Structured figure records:
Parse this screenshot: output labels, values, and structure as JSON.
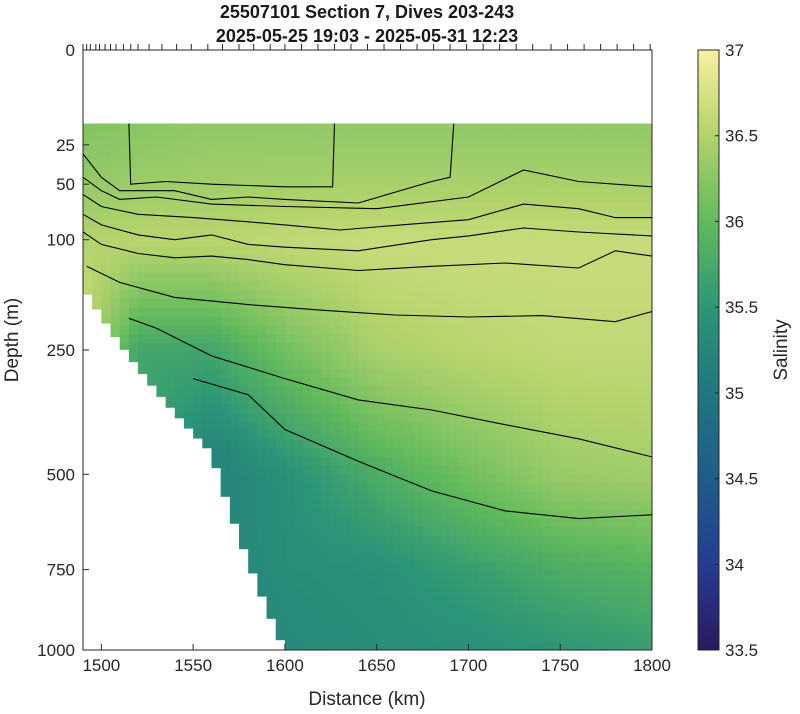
{
  "title_line1": "25507101 Section 7, Dives 203-243",
  "title_line2": "2025-05-25 19:03 - 2025-05-31 12:23",
  "chart_data": {
    "type": "heatmap",
    "title": "25507101 Section 7, Dives 203-243",
    "subtitle": "2025-05-25 19:03 - 2025-05-31 12:23",
    "xlabel": "Distance (km)",
    "ylabel": "Depth (m)",
    "colorbar_label": "Salinity",
    "x_ticks": [
      1500,
      1550,
      1600,
      1650,
      1700,
      1750,
      1800
    ],
    "y_ticks": [
      0,
      25,
      50,
      100,
      250,
      500,
      750,
      1000
    ],
    "colorbar_ticks": [
      33.5,
      34,
      34.5,
      35,
      35.5,
      36,
      36.5,
      37
    ],
    "xlim": [
      1490,
      1800
    ],
    "ylim": [
      1000,
      0
    ],
    "clim": [
      33.5,
      37
    ],
    "y_scale": "square-root",
    "colormap": "haline (dark blue - teal - green - pale yellow)",
    "contour_lines_color": "#000000",
    "dive_positions_km": [
      1490,
      1492,
      1494,
      1497,
      1499,
      1502,
      1505,
      1508,
      1512,
      1516,
      1520,
      1526,
      1533,
      1541,
      1549,
      1558,
      1566,
      1575,
      1583,
      1592,
      1600,
      1609,
      1618,
      1627,
      1636,
      1645,
      1654,
      1663,
      1672,
      1681,
      1690,
      1699,
      1708,
      1717,
      1726,
      1735,
      1745,
      1754,
      1763,
      1772,
      1781,
      1790,
      1799
    ],
    "profiles": [
      {
        "x": 1490,
        "salinity": [
          [
            15,
            36.2
          ],
          [
            100,
            36.5
          ],
          [
            150,
            36.6
          ]
        ],
        "max_depth": 155
      },
      {
        "x": 1520,
        "salinity": [
          [
            15,
            36.25
          ],
          [
            100,
            36.55
          ],
          [
            250,
            35.7
          ]
        ],
        "max_depth": 280
      },
      {
        "x": 1560,
        "salinity": [
          [
            15,
            36.3
          ],
          [
            100,
            36.55
          ],
          [
            250,
            35.7
          ],
          [
            450,
            35.2
          ]
        ],
        "max_depth": 450
      },
      {
        "x": 1600,
        "salinity": [
          [
            15,
            36.3
          ],
          [
            100,
            36.6
          ],
          [
            250,
            36.1
          ],
          [
            500,
            35.4
          ],
          [
            1000,
            35.3
          ]
        ],
        "max_depth": 1000
      },
      {
        "x": 1650,
        "salinity": [
          [
            15,
            36.3
          ],
          [
            100,
            36.65
          ],
          [
            250,
            36.45
          ],
          [
            500,
            35.8
          ],
          [
            750,
            35.4
          ],
          [
            1000,
            35.35
          ]
        ],
        "max_depth": 1000
      },
      {
        "x": 1700,
        "salinity": [
          [
            15,
            36.3
          ],
          [
            100,
            36.65
          ],
          [
            250,
            36.55
          ],
          [
            500,
            36.1
          ],
          [
            750,
            35.6
          ],
          [
            1000,
            35.4
          ]
        ],
        "max_depth": 1000
      },
      {
        "x": 1750,
        "salinity": [
          [
            15,
            36.3
          ],
          [
            100,
            36.65
          ],
          [
            250,
            36.6
          ],
          [
            500,
            36.35
          ],
          [
            750,
            35.8
          ],
          [
            1000,
            35.5
          ]
        ],
        "max_depth": 1000
      },
      {
        "x": 1800,
        "salinity": [
          [
            15,
            36.3
          ],
          [
            100,
            36.65
          ],
          [
            250,
            36.6
          ],
          [
            500,
            36.4
          ],
          [
            750,
            35.9
          ],
          [
            1000,
            35.6
          ]
        ],
        "max_depth": 1000
      }
    ],
    "contour_lines": [
      {
        "points": [
          [
            1515,
            15
          ],
          [
            1516,
            50
          ],
          [
            1535,
            48
          ],
          [
            1560,
            50
          ],
          [
            1600,
            52
          ],
          [
            1626,
            52
          ],
          [
            1627,
            15
          ]
        ]
      },
      {
        "points": [
          [
            1490,
            30
          ],
          [
            1500,
            45
          ],
          [
            1510,
            55
          ],
          [
            1540,
            55
          ],
          [
            1560,
            62
          ],
          [
            1580,
            60
          ],
          [
            1600,
            62
          ],
          [
            1640,
            65
          ],
          [
            1680,
            48
          ],
          [
            1690,
            45
          ],
          [
            1692,
            15
          ]
        ]
      },
      {
        "points": [
          [
            1490,
            45
          ],
          [
            1500,
            55
          ],
          [
            1510,
            62
          ],
          [
            1530,
            60
          ],
          [
            1560,
            66
          ],
          [
            1600,
            68
          ],
          [
            1650,
            70
          ],
          [
            1700,
            60
          ],
          [
            1730,
            40
          ],
          [
            1760,
            48
          ],
          [
            1800,
            52
          ]
        ]
      },
      {
        "points": [
          [
            1490,
            58
          ],
          [
            1500,
            68
          ],
          [
            1520,
            75
          ],
          [
            1550,
            78
          ],
          [
            1580,
            82
          ],
          [
            1600,
            85
          ],
          [
            1630,
            90
          ],
          [
            1670,
            84
          ],
          [
            1700,
            80
          ],
          [
            1730,
            66
          ],
          [
            1760,
            70
          ],
          [
            1780,
            78
          ],
          [
            1800,
            78
          ]
        ]
      },
      {
        "points": [
          [
            1490,
            75
          ],
          [
            1500,
            85
          ],
          [
            1520,
            95
          ],
          [
            1540,
            100
          ],
          [
            1560,
            95
          ],
          [
            1580,
            105
          ],
          [
            1600,
            108
          ],
          [
            1640,
            112
          ],
          [
            1680,
            100
          ],
          [
            1700,
            96
          ],
          [
            1730,
            88
          ],
          [
            1760,
            92
          ],
          [
            1800,
            96
          ]
        ]
      },
      {
        "points": [
          [
            1490,
            92
          ],
          [
            1500,
            105
          ],
          [
            1520,
            115
          ],
          [
            1540,
            120
          ],
          [
            1560,
            118
          ],
          [
            1580,
            122
          ],
          [
            1600,
            128
          ],
          [
            1640,
            135
          ],
          [
            1680,
            130
          ],
          [
            1720,
            126
          ],
          [
            1760,
            132
          ],
          [
            1780,
            112
          ],
          [
            1800,
            118
          ]
        ]
      },
      {
        "points": [
          [
            1492,
            130
          ],
          [
            1510,
            150
          ],
          [
            1540,
            170
          ],
          [
            1580,
            180
          ],
          [
            1620,
            188
          ],
          [
            1660,
            195
          ],
          [
            1700,
            198
          ],
          [
            1740,
            196
          ],
          [
            1780,
            205
          ],
          [
            1800,
            190
          ]
        ]
      },
      {
        "points": [
          [
            1515,
            200
          ],
          [
            1530,
            215
          ],
          [
            1560,
            260
          ],
          [
            1600,
            300
          ],
          [
            1640,
            340
          ],
          [
            1680,
            360
          ],
          [
            1720,
            390
          ],
          [
            1760,
            420
          ],
          [
            1800,
            460
          ]
        ]
      },
      {
        "points": [
          [
            1550,
            300
          ],
          [
            1580,
            330
          ],
          [
            1600,
            400
          ],
          [
            1640,
            470
          ],
          [
            1680,
            540
          ],
          [
            1720,
            590
          ],
          [
            1760,
            610
          ],
          [
            1800,
            600
          ]
        ]
      }
    ]
  }
}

◆ EXERCISE PROMPT ◆
Output all of the entries verbatim, leaving out any images.

◆ SOLUTION FOR THIS PROBLEM ◆
Parse this screenshot: output labels, values, and structure as JSON.
{
  "title_line1": "25507101 Section 7, Dives 203-243",
  "title_line2": "2025-05-25 19:03 - 2025-05-31 12:23",
  "chart_data": {
    "type": "heatmap",
    "title": "25507101 Section 7, Dives 203-243",
    "subtitle": "2025-05-25 19:03 - 2025-05-31 12:23",
    "xlabel": "Distance (km)",
    "ylabel": "Depth (m)",
    "colorbar_label": "Salinity",
    "x_ticks": [
      1500,
      1550,
      1600,
      1650,
      1700,
      1750,
      1800
    ],
    "y_ticks": [
      0,
      25,
      50,
      100,
      250,
      500,
      750,
      1000
    ],
    "colorbar_ticks": [
      33.5,
      34,
      34.5,
      35,
      35.5,
      36,
      36.5,
      37
    ],
    "xlim": [
      1490,
      1800
    ],
    "ylim": [
      1000,
      0
    ],
    "clim": [
      33.5,
      37
    ],
    "y_scale": "square-root",
    "colormap": "haline (dark blue - teal - green - pale yellow)",
    "contour_lines_color": "#000000",
    "dive_positions_km": [
      1490,
      1492,
      1494,
      1497,
      1499,
      1502,
      1505,
      1508,
      1512,
      1516,
      1520,
      1526,
      1533,
      1541,
      1549,
      1558,
      1566,
      1575,
      1583,
      1592,
      1600,
      1609,
      1618,
      1627,
      1636,
      1645,
      1654,
      1663,
      1672,
      1681,
      1690,
      1699,
      1708,
      1717,
      1726,
      1735,
      1745,
      1754,
      1763,
      1772,
      1781,
      1790,
      1799
    ],
    "profiles": [
      {
        "x": 1490,
        "salinity": [
          [
            15,
            36.2
          ],
          [
            100,
            36.5
          ],
          [
            150,
            36.6
          ]
        ],
        "max_depth": 155
      },
      {
        "x": 1520,
        "salinity": [
          [
            15,
            36.25
          ],
          [
            100,
            36.55
          ],
          [
            250,
            35.7
          ]
        ],
        "max_depth": 280
      },
      {
        "x": 1560,
        "salinity": [
          [
            15,
            36.3
          ],
          [
            100,
            36.55
          ],
          [
            250,
            35.7
          ],
          [
            450,
            35.2
          ]
        ],
        "max_depth": 450
      },
      {
        "x": 1600,
        "salinity": [
          [
            15,
            36.3
          ],
          [
            100,
            36.6
          ],
          [
            250,
            36.1
          ],
          [
            500,
            35.4
          ],
          [
            1000,
            35.3
          ]
        ],
        "max_depth": 1000
      },
      {
        "x": 1650,
        "salinity": [
          [
            15,
            36.3
          ],
          [
            100,
            36.65
          ],
          [
            250,
            36.45
          ],
          [
            500,
            35.8
          ],
          [
            750,
            35.4
          ],
          [
            1000,
            35.35
          ]
        ],
        "max_depth": 1000
      },
      {
        "x": 1700,
        "salinity": [
          [
            15,
            36.3
          ],
          [
            100,
            36.65
          ],
          [
            250,
            36.55
          ],
          [
            500,
            36.1
          ],
          [
            750,
            35.6
          ],
          [
            1000,
            35.4
          ]
        ],
        "max_depth": 1000
      },
      {
        "x": 1750,
        "salinity": [
          [
            15,
            36.3
          ],
          [
            100,
            36.65
          ],
          [
            250,
            36.6
          ],
          [
            500,
            36.35
          ],
          [
            750,
            35.8
          ],
          [
            1000,
            35.5
          ]
        ],
        "max_depth": 1000
      },
      {
        "x": 1800,
        "salinity": [
          [
            15,
            36.3
          ],
          [
            100,
            36.65
          ],
          [
            250,
            36.6
          ],
          [
            500,
            36.4
          ],
          [
            750,
            35.9
          ],
          [
            1000,
            35.6
          ]
        ],
        "max_depth": 1000
      }
    ],
    "contour_lines": [
      {
        "points": [
          [
            1515,
            15
          ],
          [
            1516,
            50
          ],
          [
            1535,
            48
          ],
          [
            1560,
            50
          ],
          [
            1600,
            52
          ],
          [
            1626,
            52
          ],
          [
            1627,
            15
          ]
        ]
      },
      {
        "points": [
          [
            1490,
            30
          ],
          [
            1500,
            45
          ],
          [
            1510,
            55
          ],
          [
            1540,
            55
          ],
          [
            1560,
            62
          ],
          [
            1580,
            60
          ],
          [
            1600,
            62
          ],
          [
            1640,
            65
          ],
          [
            1680,
            48
          ],
          [
            1690,
            45
          ],
          [
            1692,
            15
          ]
        ]
      },
      {
        "points": [
          [
            1490,
            45
          ],
          [
            1500,
            55
          ],
          [
            1510,
            62
          ],
          [
            1530,
            60
          ],
          [
            1560,
            66
          ],
          [
            1600,
            68
          ],
          [
            1650,
            70
          ],
          [
            1700,
            60
          ],
          [
            1730,
            40
          ],
          [
            1760,
            48
          ],
          [
            1800,
            52
          ]
        ]
      },
      {
        "points": [
          [
            1490,
            58
          ],
          [
            1500,
            68
          ],
          [
            1520,
            75
          ],
          [
            1550,
            78
          ],
          [
            1580,
            82
          ],
          [
            1600,
            85
          ],
          [
            1630,
            90
          ],
          [
            1670,
            84
          ],
          [
            1700,
            80
          ],
          [
            1730,
            66
          ],
          [
            1760,
            70
          ],
          [
            1780,
            78
          ],
          [
            1800,
            78
          ]
        ]
      },
      {
        "points": [
          [
            1490,
            75
          ],
          [
            1500,
            85
          ],
          [
            1520,
            95
          ],
          [
            1540,
            100
          ],
          [
            1560,
            95
          ],
          [
            1580,
            105
          ],
          [
            1600,
            108
          ],
          [
            1640,
            112
          ],
          [
            1680,
            100
          ],
          [
            1700,
            96
          ],
          [
            1730,
            88
          ],
          [
            1760,
            92
          ],
          [
            1800,
            96
          ]
        ]
      },
      {
        "points": [
          [
            1490,
            92
          ],
          [
            1500,
            105
          ],
          [
            1520,
            115
          ],
          [
            1540,
            120
          ],
          [
            1560,
            118
          ],
          [
            1580,
            122
          ],
          [
            1600,
            128
          ],
          [
            1640,
            135
          ],
          [
            1680,
            130
          ],
          [
            1720,
            126
          ],
          [
            1760,
            132
          ],
          [
            1780,
            112
          ],
          [
            1800,
            118
          ]
        ]
      },
      {
        "points": [
          [
            1492,
            130
          ],
          [
            1510,
            150
          ],
          [
            1540,
            170
          ],
          [
            1580,
            180
          ],
          [
            1620,
            188
          ],
          [
            1660,
            195
          ],
          [
            1700,
            198
          ],
          [
            1740,
            196
          ],
          [
            1780,
            205
          ],
          [
            1800,
            190
          ]
        ]
      },
      {
        "points": [
          [
            1515,
            200
          ],
          [
            1530,
            215
          ],
          [
            1560,
            260
          ],
          [
            1600,
            300
          ],
          [
            1640,
            340
          ],
          [
            1680,
            360
          ],
          [
            1720,
            390
          ],
          [
            1760,
            420
          ],
          [
            1800,
            460
          ]
        ]
      },
      {
        "points": [
          [
            1550,
            300
          ],
          [
            1580,
            330
          ],
          [
            1600,
            400
          ],
          [
            1640,
            470
          ],
          [
            1680,
            540
          ],
          [
            1720,
            590
          ],
          [
            1760,
            610
          ],
          [
            1800,
            600
          ]
        ]
      }
    ]
  }
}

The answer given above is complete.